▶ _DATA FOR THIS TASK_:
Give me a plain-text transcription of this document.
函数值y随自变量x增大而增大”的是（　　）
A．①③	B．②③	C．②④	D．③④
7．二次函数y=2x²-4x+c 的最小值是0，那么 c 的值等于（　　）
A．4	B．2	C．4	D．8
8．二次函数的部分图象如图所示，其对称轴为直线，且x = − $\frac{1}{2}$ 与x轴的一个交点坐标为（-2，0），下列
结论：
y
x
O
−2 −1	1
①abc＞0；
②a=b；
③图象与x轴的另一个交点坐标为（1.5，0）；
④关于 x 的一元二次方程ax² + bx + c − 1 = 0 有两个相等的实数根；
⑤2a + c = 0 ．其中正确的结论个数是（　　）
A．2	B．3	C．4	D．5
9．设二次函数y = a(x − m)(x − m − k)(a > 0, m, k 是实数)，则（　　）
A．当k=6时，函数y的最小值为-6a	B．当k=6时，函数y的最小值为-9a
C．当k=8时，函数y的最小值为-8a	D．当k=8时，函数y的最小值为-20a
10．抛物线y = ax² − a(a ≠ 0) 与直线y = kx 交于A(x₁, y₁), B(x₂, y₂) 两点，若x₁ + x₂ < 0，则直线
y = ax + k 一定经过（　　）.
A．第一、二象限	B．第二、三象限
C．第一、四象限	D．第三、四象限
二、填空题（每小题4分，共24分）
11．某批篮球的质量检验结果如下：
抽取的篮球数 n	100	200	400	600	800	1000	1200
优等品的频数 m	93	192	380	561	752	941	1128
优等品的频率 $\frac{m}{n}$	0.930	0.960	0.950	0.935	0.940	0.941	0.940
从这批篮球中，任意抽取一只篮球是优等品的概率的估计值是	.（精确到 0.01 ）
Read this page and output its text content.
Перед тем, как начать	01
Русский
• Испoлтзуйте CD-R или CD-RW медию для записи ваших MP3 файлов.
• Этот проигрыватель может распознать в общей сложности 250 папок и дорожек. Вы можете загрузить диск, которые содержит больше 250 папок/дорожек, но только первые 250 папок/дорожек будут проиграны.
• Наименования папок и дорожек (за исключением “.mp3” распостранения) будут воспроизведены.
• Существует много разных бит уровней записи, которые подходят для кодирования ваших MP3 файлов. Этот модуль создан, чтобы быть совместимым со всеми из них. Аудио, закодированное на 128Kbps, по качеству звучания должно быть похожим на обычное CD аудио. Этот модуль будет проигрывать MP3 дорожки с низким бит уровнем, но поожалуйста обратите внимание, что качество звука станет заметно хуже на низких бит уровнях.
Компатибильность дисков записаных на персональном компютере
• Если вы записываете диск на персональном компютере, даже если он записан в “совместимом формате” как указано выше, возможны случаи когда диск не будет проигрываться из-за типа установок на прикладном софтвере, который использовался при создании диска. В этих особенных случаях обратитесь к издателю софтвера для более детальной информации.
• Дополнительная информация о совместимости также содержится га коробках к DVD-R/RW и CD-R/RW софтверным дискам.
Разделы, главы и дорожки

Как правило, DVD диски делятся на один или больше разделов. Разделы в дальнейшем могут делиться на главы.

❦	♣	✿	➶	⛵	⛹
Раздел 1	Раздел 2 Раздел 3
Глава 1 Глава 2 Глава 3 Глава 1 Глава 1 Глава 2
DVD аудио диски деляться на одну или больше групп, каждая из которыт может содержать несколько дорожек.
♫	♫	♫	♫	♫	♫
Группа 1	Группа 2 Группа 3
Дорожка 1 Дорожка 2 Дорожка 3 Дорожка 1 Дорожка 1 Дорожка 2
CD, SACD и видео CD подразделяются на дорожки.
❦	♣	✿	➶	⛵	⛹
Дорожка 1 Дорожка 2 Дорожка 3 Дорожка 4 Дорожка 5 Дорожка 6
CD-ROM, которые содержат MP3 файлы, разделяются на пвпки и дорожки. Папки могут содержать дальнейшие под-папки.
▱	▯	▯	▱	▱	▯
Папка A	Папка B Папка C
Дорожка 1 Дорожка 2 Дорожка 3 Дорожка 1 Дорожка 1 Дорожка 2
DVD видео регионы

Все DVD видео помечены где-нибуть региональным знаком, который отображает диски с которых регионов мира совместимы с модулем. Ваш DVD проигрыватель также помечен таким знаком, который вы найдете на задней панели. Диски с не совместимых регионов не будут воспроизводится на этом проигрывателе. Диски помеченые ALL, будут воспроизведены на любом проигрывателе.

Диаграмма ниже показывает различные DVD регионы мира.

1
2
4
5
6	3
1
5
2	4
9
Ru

▶ _PROBLEM REQUIREMENTS_: Transcribe the whole listing exactly.

▶ _SOLUTION TO THIS EXERCISE_:
Give me a plain-text transcription of this document.
函数值y随自变量x增大而增大”的是（　　）
A．①③	B．②③	C．②④	D．③④
7．二次函数y=2x²-4x+c 的最小值是0，那么 c 的值等于（　　）
A．4	B．2	C．4	D．8
8．二次函数的部分图象如图所示，其对称轴为直线，且x = − $\frac{1}{2}$ 与x轴的一个交点坐标为（-2，0），下列
结论：
y
x
O
−2 −1	1
①abc＞0；
②a=b；
③图象与x轴的另一个交点坐标为（1.5，0）；
④关于 x 的一元二次方程ax² + bx + c − 1 = 0 有两个相等的实数根；
⑤2a + c = 0 ．其中正确的结论个数是（　　）
A．2	B．3	C．4	D．5
9．设二次函数y = a(x − m)(x − m − k)(a > 0, m, k 是实数)，则（　　）
A．当k=6时，函数y的最小值为-6a	B．当k=6时，函数y的最小值为-9a
C．当k=8时，函数y的最小值为-8a	D．当k=8时，函数y的最小值为-20a
10．抛物线y = ax² − a(a ≠ 0) 与直线y = kx 交于A(x₁, y₁), B(x₂, y₂) 两点，若x₁ + x₂ < 0，则直线
y = ax + k 一定经过（　　）.
A．第一、二象限	B．第二、三象限
C．第一、四象限	D．第三、四象限
二、填空题（每小题4分，共24分）
11．某批篮球的质量检验结果如下：
抽取的篮球数 n	100	200	400	600	800	1000	1200
优等品的频数 m	93	192	380	561	752	941	1128
优等品的频率 $\frac{m}{n}$	0.930	0.960	0.950	0.935	0.940	0.941	0.940
从这批篮球中，任意抽取一只篮球是优等品的概率的估计值是	.（精确到 0.01 ）
Read this page and output its text content.
Перед тем, как начать	01
Русский
• Испoлтзуйте CD-R или CD-RW медию для записи ваших MP3 файлов.
• Этот проигрыватель может распознать в общей сложности 250 папок и дорожек. Вы можете загрузить диск, которые содержит больше 250 папок/дорожек, но только первые 250 папок/дорожек будут проиграны.
• Наименования папок и дорожек (за исключением “.mp3” распостранения) будут воспроизведены.
• Существует много разных бит уровней записи, которые подходят для кодирования ваших MP3 файлов. Этот модуль создан, чтобы быть совместимым со всеми из них. Аудио, закодированное на 128Kbps, по качеству звучания должно быть похожим на обычное CD аудио. Этот модуль будет проигрывать MP3 дорожки с низким бит уровнем, но поожалуйста обратите внимание, что качество звука станет заметно хуже на низких бит уровнях.
Компатибильность дисков записаных на персональном компютере
• Если вы записываете диск на персональном компютере, даже если он записан в “совместимом формате” как указано выше, возможны случаи когда диск не будет проигрываться из-за типа установок на прикладном софтвере, который использовался при создании диска. В этих особенных случаях обратитесь к издателю софтвера для более детальной информации.
• Дополнительная информация о совместимости также содержится га коробках к DVD-R/RW и CD-R/RW софтверным дискам.
Разделы, главы и дорожки

Как правило, DVD диски делятся на один или больше разделов. Разделы в дальнейшем могут делиться на главы.

❦	♣	✿	➶	⛵	⛹
Раздел 1	Раздел 2 Раздел 3
Глава 1 Глава 2 Глава 3 Глава 1 Глава 1 Глава 2
DVD аудио диски деляться на одну или больше групп, каждая из которыт может содержать несколько дорожек.
♫	♫	♫	♫	♫	♫
Группа 1	Группа 2 Группа 3
Дорожка 1 Дорожка 2 Дорожка 3 Дорожка 1 Дорожка 1 Дорожка 2
CD, SACD и видео CD подразделяются на дорожки.
❦	♣	✿	➶	⛵	⛹
Дорожка 1 Дорожка 2 Дорожка 3 Дорожка 4 Дорожка 5 Дорожка 6
CD-ROM, которые содержат MP3 файлы, разделяются на пвпки и дорожки. Папки могут содержать дальнейшие под-папки.
▱	▯	▯	▱	▱	▯
Папка A	Папка B Папка C
Дорожка 1 Дорожка 2 Дорожка 3 Дорожка 1 Дорожка 1 Дорожка 2
DVD видео регионы

Все DVD видео помечены где-нибуть региональным знаком, который отображает диски с которых регионов мира совместимы с модулем. Ваш DVD проигрыватель также помечен таким знаком, который вы найдете на задней панели. Диски с не совместимых регионов не будут воспроизводится на этом проигрывателе. Диски помеченые ALL, будут воспроизведены на любом проигрывателе.

Диаграмма ниже показывает различные DVD регионы мира.

1
2
4
5
6	3
1
5
2	4
9
Ru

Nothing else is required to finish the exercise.